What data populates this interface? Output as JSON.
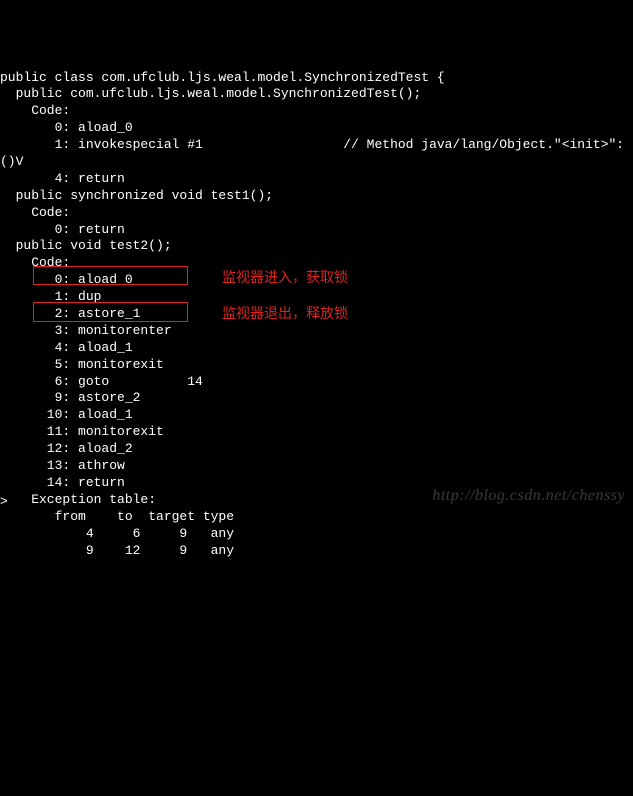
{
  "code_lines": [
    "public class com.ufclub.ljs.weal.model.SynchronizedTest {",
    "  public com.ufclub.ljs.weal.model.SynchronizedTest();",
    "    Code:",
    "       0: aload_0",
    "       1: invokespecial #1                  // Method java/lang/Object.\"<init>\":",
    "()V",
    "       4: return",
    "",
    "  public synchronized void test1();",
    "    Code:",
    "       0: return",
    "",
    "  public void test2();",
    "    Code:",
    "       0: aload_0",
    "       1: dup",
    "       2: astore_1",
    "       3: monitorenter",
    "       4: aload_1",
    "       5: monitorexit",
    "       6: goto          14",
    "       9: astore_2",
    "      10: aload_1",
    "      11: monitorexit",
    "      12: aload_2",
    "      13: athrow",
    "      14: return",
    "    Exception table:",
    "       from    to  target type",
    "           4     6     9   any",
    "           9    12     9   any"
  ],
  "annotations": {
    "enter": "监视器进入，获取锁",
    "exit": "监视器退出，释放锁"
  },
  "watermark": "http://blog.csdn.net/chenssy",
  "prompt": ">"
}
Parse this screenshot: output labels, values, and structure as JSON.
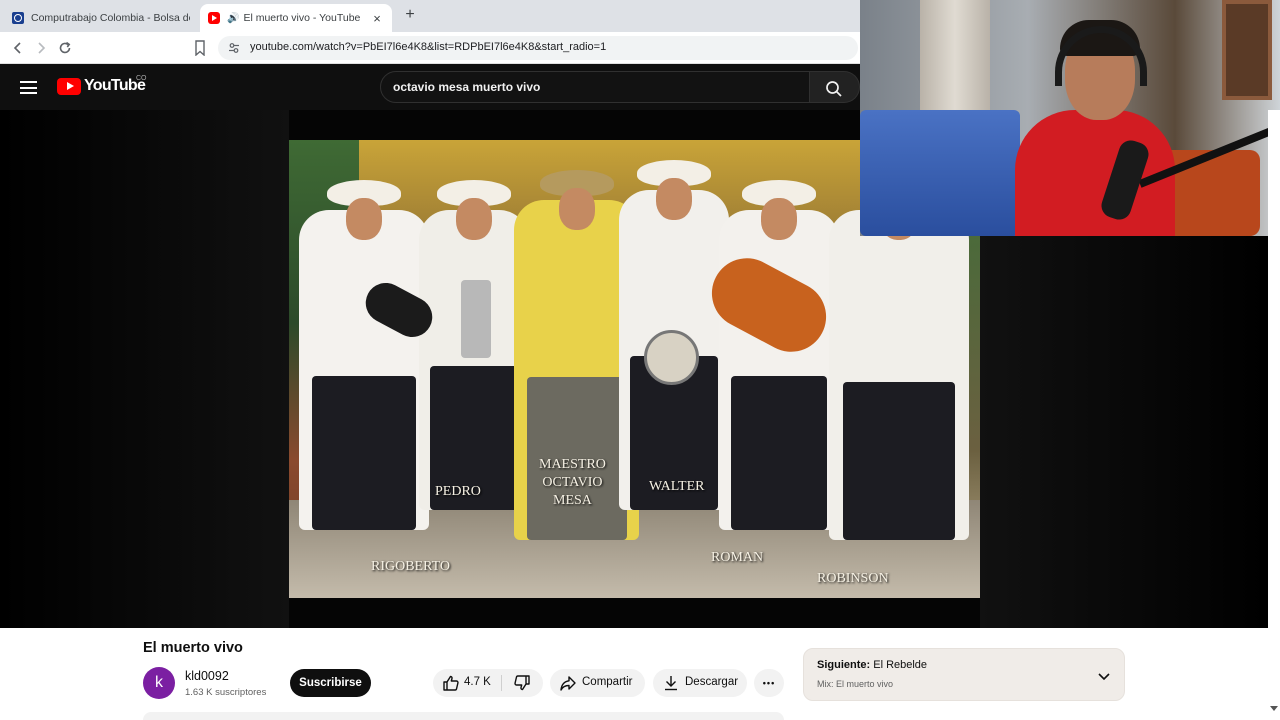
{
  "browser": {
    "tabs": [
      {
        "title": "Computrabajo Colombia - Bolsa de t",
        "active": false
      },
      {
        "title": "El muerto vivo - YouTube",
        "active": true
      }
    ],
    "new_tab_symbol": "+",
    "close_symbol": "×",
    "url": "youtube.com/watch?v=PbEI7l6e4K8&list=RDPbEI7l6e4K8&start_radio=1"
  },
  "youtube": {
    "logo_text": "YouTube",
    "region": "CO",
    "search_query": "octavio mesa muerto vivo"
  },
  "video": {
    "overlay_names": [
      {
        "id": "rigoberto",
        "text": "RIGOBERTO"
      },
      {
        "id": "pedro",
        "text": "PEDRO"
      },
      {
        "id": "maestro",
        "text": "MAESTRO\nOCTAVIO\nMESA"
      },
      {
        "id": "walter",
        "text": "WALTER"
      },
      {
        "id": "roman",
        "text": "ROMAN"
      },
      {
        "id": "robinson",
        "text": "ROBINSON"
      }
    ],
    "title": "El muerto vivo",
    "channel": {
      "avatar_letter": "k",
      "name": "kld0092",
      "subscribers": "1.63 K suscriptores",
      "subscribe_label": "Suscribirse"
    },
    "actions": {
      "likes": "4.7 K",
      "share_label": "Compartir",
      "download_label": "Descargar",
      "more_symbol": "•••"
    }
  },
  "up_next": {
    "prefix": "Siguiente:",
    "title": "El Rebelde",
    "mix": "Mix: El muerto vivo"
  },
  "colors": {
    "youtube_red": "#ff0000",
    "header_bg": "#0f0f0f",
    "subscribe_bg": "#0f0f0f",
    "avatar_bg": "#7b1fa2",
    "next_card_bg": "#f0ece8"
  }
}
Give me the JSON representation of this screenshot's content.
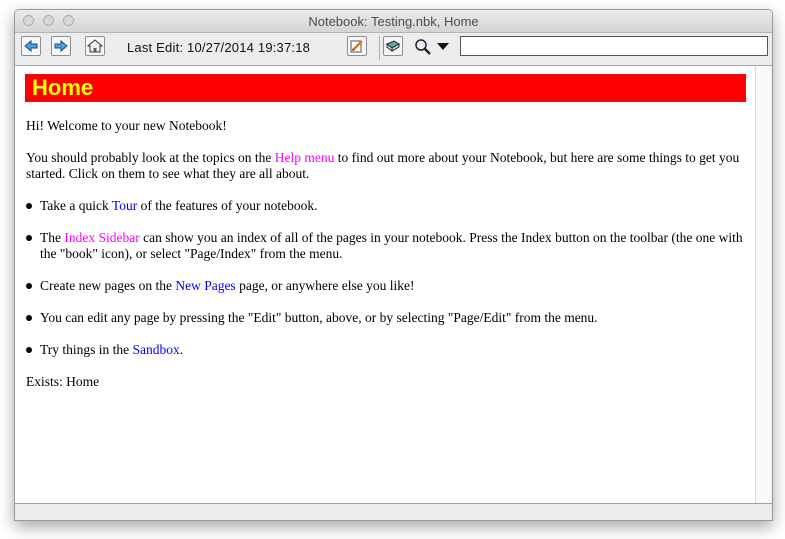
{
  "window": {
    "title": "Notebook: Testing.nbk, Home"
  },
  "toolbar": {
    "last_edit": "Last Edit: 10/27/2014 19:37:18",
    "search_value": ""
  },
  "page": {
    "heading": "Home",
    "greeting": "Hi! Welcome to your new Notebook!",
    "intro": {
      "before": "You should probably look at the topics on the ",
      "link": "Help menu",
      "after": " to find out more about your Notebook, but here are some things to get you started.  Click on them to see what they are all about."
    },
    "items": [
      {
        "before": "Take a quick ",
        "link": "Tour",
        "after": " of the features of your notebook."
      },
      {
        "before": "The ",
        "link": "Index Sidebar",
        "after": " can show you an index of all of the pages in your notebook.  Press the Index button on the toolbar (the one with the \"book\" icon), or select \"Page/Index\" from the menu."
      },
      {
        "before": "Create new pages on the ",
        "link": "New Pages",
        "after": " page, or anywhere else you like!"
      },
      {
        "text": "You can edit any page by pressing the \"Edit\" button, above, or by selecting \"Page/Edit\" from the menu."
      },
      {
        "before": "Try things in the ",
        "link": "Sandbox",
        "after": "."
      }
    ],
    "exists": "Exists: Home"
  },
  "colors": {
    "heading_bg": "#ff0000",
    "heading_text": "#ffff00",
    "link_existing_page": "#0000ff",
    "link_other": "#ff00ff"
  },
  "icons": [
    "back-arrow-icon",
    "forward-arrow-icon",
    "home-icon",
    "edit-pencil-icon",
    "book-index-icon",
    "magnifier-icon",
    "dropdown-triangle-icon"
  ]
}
────
List all lines holding the string "public".

• _Written solution_:
    "public class com.ufclub.ljs.weal.model.SynchronizedTest {",
    "  public com.ufclub.ljs.weal.model.SynchronizedTest();",
    "  public synchronized void test1();",
    "  public void test2();",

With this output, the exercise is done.